**Objective:** Exactly reproduce the entries, dropping any pictures from your copy.

## start Listed entries

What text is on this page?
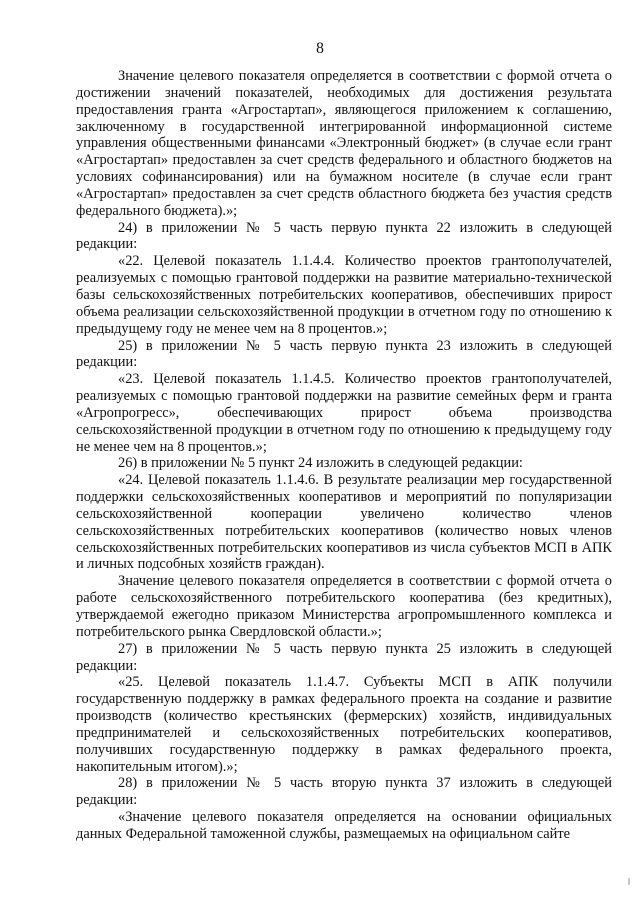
8

Значение целевого показателя определяется в соответствии с формой отчета о достижении значений показателей, необходимых для достижения результата предоставления гранта «Агростартап», являющегося приложением к соглашению, заключенному в государственной интегрированной информационной системе управления общественными финансами «Электронный бюджет» (в случае если грант «Агростартап» предоставлен за счет средств федерального и областного бюджетов на условиях софинансирования) или на бумажном носителе (в случае если грант «Агростартап» предоставлен за счет средств областного бюджета без участия средств федерального бюджета).»;

24) в приложении № 5 часть первую пункта 22 изложить в следующей редакции:

«22. Целевой показатель 1.1.4.4. Количество проектов грантополучателей, реализуемых с помощью грантовой поддержки на развитие материально-технической базы сельскохозяйственных потребительских кооперативов, обеспечивших прирост объема реализации сельскохозяйственной продукции в отчетном году по отношению к предыдущему году не менее чем на 8 процентов.»;

25) в приложении № 5 часть первую пункта 23 изложить в следующей редакции:

«23. Целевой показатель 1.1.4.5. Количество проектов грантополучателей, реализуемых с помощью грантовой поддержки на развитие семейных ферм и гранта «Агропрогресс», обеспечивающих прирост объема производства сельскохозяйственной продукции в отчетном году по отношению к предыдущему году не менее чем на 8 процентов.»;

26) в приложении № 5 пункт 24 изложить в следующей редакции:

«24. Целевой показатель 1.1.4.6. В результате реализации мер государственной поддержки сельскохозяйственных кооперативов и мероприятий по популяризации сельскохозяйственной кооперации увеличено количество членов сельскохозяйственных потребительских кооперативов (количество новых членов сельскохозяйственных потребительских кооперативов из числа субъектов МСП в АПК и личных подсобных хозяйств граждан).

Значение целевого показателя определяется в соответствии с формой отчета о работе сельскохозяйственного потребительского кооператива (без кредитных), утверждаемой ежегодно приказом Министерства агропромышленного комплекса и потребительского рынка Свердловской области.»;

27) в приложении № 5 часть первую пункта 25 изложить в следующей редакции:

«25. Целевой показатель 1.1.4.7. Субъекты МСП в АПК получили государственную поддержку в рамках федерального проекта на создание и развитие производств (количество крестьянских (фермерских) хозяйств, индивидуальных предпринимателей и сельскохозяйственных потребительских кооперативов, получивших государственную поддержку в рамках федерального проекта, накопительным итогом).»;

28) в приложении № 5 часть вторую пункта 37 изложить в следующей редакции:

«Значение целевого показателя определяется на основании официальных данных Федеральной таможенной службы, размещаемых на официальном сайте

## end Listed entries

**Solved exercise:**
What text is on this page?
8

Значение целевого показателя определяется в соответствии с формой отчета о достижении значений показателей, необходимых для достижения результата предоставления гранта «Агростартап», являющегося приложением к соглашению, заключенному в государственной интегрированной информационной системе управления общественными финансами «Электронный бюджет» (в случае если грант «Агростартап» предоставлен за счет средств федерального и областного бюджетов на условиях софинансирования) или на бумажном носителе (в случае если грант «Агростартап» предоставлен за счет средств областного бюджета без участия средств федерального бюджета).»;

24) в приложении № 5 часть первую пункта 22 изложить в следующей редакции:

«22. Целевой показатель 1.1.4.4. Количество проектов грантополучателей, реализуемых с помощью грантовой поддержки на развитие материально-технической базы сельскохозяйственных потребительских кооперативов, обеспечивших прирост объема реализации сельскохозяйственной продукции в отчетном году по отношению к предыдущему году не менее чем на 8 процентов.»;

25) в приложении № 5 часть первую пункта 23 изложить в следующей редакции:

«23. Целевой показатель 1.1.4.5. Количество проектов грантополучателей, реализуемых с помощью грантовой поддержки на развитие семейных ферм и гранта «Агропрогресс», обеспечивающих прирост объема производства сельскохозяйственной продукции в отчетном году по отношению к предыдущему году не менее чем на 8 процентов.»;

26) в приложении № 5 пункт 24 изложить в следующей редакции:

«24. Целевой показатель 1.1.4.6. В результате реализации мер государственной поддержки сельскохозяйственных кооперативов и мероприятий по популяризации сельскохозяйственной кооперации увеличено количество членов сельскохозяйственных потребительских кооперативов (количество новых членов сельскохозяйственных потребительских кооперативов из числа субъектов МСП в АПК и личных подсобных хозяйств граждан).

Значение целевого показателя определяется в соответствии с формой отчета о работе сельскохозяйственного потребительского кооператива (без кредитных), утверждаемой ежегодно приказом Министерства агропромышленного комплекса и потребительского рынка Свердловской области.»;

27) в приложении № 5 часть первую пункта 25 изложить в следующей редакции:

«25. Целевой показатель 1.1.4.7. Субъекты МСП в АПК получили государственную поддержку в рамках федерального проекта на создание и развитие производств (количество крестьянских (фермерских) хозяйств, индивидуальных предпринимателей и сельскохозяйственных потребительских кооперативов, получивших государственную поддержку в рамках федерального проекта, накопительным итогом).»;

28) в приложении № 5 часть вторую пункта 37 изложить в следующей редакции:

«Значение целевого показателя определяется на основании официальных данных Федеральной таможенной службы, размещаемых на официальном сайте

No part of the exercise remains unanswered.